INSTRUCTIONS FOR THE TASK >> Below is a listing; copy all of it exactly.

—————

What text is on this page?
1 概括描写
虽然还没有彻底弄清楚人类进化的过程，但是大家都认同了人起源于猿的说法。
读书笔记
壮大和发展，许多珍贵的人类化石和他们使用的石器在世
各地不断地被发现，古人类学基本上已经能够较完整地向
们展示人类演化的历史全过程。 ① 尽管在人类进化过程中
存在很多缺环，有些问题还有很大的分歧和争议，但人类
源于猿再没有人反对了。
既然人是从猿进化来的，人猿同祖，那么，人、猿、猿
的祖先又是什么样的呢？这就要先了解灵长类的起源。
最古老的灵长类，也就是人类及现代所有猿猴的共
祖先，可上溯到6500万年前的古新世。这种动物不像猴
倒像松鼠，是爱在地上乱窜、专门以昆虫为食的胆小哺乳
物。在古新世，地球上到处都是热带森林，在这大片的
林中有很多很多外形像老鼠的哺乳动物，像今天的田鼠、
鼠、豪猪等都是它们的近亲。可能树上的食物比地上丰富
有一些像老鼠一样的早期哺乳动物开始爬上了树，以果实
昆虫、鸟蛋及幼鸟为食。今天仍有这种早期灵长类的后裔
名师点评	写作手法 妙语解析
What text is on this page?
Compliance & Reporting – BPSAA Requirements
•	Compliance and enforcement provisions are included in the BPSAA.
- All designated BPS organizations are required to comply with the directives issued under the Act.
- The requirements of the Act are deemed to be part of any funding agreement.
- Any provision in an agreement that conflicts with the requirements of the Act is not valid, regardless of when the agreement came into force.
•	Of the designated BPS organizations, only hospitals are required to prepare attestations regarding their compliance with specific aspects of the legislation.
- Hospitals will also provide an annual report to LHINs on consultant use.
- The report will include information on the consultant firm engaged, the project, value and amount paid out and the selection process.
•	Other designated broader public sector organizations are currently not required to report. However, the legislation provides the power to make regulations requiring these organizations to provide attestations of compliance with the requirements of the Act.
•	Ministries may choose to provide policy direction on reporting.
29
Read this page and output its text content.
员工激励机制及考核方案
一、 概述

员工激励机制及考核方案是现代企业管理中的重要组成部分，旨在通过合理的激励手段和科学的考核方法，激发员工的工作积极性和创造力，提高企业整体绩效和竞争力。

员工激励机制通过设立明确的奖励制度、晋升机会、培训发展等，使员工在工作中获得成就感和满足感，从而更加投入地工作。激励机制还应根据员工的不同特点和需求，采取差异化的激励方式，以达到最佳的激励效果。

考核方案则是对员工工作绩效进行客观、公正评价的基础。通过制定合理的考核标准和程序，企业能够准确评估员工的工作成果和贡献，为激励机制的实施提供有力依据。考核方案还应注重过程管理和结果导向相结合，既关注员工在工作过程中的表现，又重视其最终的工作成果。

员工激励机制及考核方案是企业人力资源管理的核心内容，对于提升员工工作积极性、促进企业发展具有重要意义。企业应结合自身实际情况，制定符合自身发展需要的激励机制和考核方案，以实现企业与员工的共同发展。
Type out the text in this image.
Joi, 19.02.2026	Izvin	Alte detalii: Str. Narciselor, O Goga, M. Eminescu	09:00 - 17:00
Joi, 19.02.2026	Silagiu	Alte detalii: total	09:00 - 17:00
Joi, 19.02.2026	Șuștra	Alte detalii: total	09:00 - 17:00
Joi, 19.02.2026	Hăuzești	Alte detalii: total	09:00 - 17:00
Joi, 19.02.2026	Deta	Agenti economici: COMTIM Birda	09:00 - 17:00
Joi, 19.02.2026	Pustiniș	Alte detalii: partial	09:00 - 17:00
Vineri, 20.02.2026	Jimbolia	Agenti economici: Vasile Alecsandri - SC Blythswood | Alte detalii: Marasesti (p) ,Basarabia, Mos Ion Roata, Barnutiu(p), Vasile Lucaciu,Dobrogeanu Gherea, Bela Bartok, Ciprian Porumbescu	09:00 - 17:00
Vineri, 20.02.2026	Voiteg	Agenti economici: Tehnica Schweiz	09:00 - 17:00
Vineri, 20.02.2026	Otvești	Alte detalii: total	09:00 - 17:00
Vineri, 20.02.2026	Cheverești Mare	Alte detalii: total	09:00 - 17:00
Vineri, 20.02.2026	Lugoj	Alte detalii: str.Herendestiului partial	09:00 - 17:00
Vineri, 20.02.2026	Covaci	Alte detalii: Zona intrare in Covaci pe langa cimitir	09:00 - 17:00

—————

WRITTEN RESPONSE >>
What text is on this page?
1 概括描写
虽然还没有彻底弄清楚人类进化的过程，但是大家都认同了人起源于猿的说法。
读书笔记
壮大和发展，许多珍贵的人类化石和他们使用的石器在世
各地不断地被发现，古人类学基本上已经能够较完整地向
们展示人类演化的历史全过程。 ① 尽管在人类进化过程中
存在很多缺环，有些问题还有很大的分歧和争议，但人类
源于猿再没有人反对了。
既然人是从猿进化来的，人猿同祖，那么，人、猿、猿
的祖先又是什么样的呢？这就要先了解灵长类的起源。
最古老的灵长类，也就是人类及现代所有猿猴的共
祖先，可上溯到6500万年前的古新世。这种动物不像猴
倒像松鼠，是爱在地上乱窜、专门以昆虫为食的胆小哺乳
物。在古新世，地球上到处都是热带森林，在这大片的
林中有很多很多外形像老鼠的哺乳动物，像今天的田鼠、
鼠、豪猪等都是它们的近亲。可能树上的食物比地上丰富
有一些像老鼠一样的早期哺乳动物开始爬上了树，以果实
昆虫、鸟蛋及幼鸟为食。今天仍有这种早期灵长类的后裔
名师点评	写作手法 妙语解析
What text is on this page?
Compliance & Reporting – BPSAA Requirements
•	Compliance and enforcement provisions are included in the BPSAA.
- All designated BPS organizations are required to comply with the directives issued under the Act.
- The requirements of the Act are deemed to be part of any funding agreement.
- Any provision in an agreement that conflicts with the requirements of the Act is not valid, regardless of when the agreement came into force.
•	Of the designated BPS organizations, only hospitals are required to prepare attestations regarding their compliance with specific aspects of the legislation.
- Hospitals will also provide an annual report to LHINs on consultant use.
- The report will include information on the consultant firm engaged, the project, value and amount paid out and the selection process.
•	Other designated broader public sector organizations are currently not required to report. However, the legislation provides the power to make regulations requiring these organizations to provide attestations of compliance with the requirements of the Act.
•	Ministries may choose to provide policy direction on reporting.
29
Read this page and output its text content.
员工激励机制及考核方案
一、 概述

员工激励机制及考核方案是现代企业管理中的重要组成部分，旨在通过合理的激励手段和科学的考核方法，激发员工的工作积极性和创造力，提高企业整体绩效和竞争力。

员工激励机制通过设立明确的奖励制度、晋升机会、培训发展等，使员工在工作中获得成就感和满足感，从而更加投入地工作。激励机制还应根据员工的不同特点和需求，采取差异化的激励方式，以达到最佳的激励效果。

考核方案则是对员工工作绩效进行客观、公正评价的基础。通过制定合理的考核标准和程序，企业能够准确评估员工的工作成果和贡献，为激励机制的实施提供有力依据。考核方案还应注重过程管理和结果导向相结合，既关注员工在工作过程中的表现，又重视其最终的工作成果。

员工激励机制及考核方案是企业人力资源管理的核心内容，对于提升员工工作积极性、促进企业发展具有重要意义。企业应结合自身实际情况，制定符合自身发展需要的激励机制和考核方案，以实现企业与员工的共同发展。
Type out the text in this image.
Joi, 19.02.2026	Izvin	Alte detalii: Str. Narciselor, O Goga, M. Eminescu	09:00 - 17:00
Joi, 19.02.2026	Silagiu	Alte detalii: total	09:00 - 17:00
Joi, 19.02.2026	Șuștra	Alte detalii: total	09:00 - 17:00
Joi, 19.02.2026	Hăuzești	Alte detalii: total	09:00 - 17:00
Joi, 19.02.2026	Deta	Agenti economici: COMTIM Birda	09:00 - 17:00
Joi, 19.02.2026	Pustiniș	Alte detalii: partial	09:00 - 17:00
Vineri, 20.02.2026	Jimbolia	Agenti economici: Vasile Alecsandri - SC Blythswood | Alte detalii: Marasesti (p) ,Basarabia, Mos Ion Roata, Barnutiu(p), Vasile Lucaciu,Dobrogeanu Gherea, Bela Bartok, Ciprian Porumbescu	09:00 - 17:00
Vineri, 20.02.2026	Voiteg	Agenti economici: Tehnica Schweiz	09:00 - 17:00
Vineri, 20.02.2026	Otvești	Alte detalii: total	09:00 - 17:00
Vineri, 20.02.2026	Cheverești Mare	Alte detalii: total	09:00 - 17:00
Vineri, 20.02.2026	Lugoj	Alte detalii: str.Herendestiului partial	09:00 - 17:00
Vineri, 20.02.2026	Covaci	Alte detalii: Zona intrare in Covaci pe langa cimitir	09:00 - 17:00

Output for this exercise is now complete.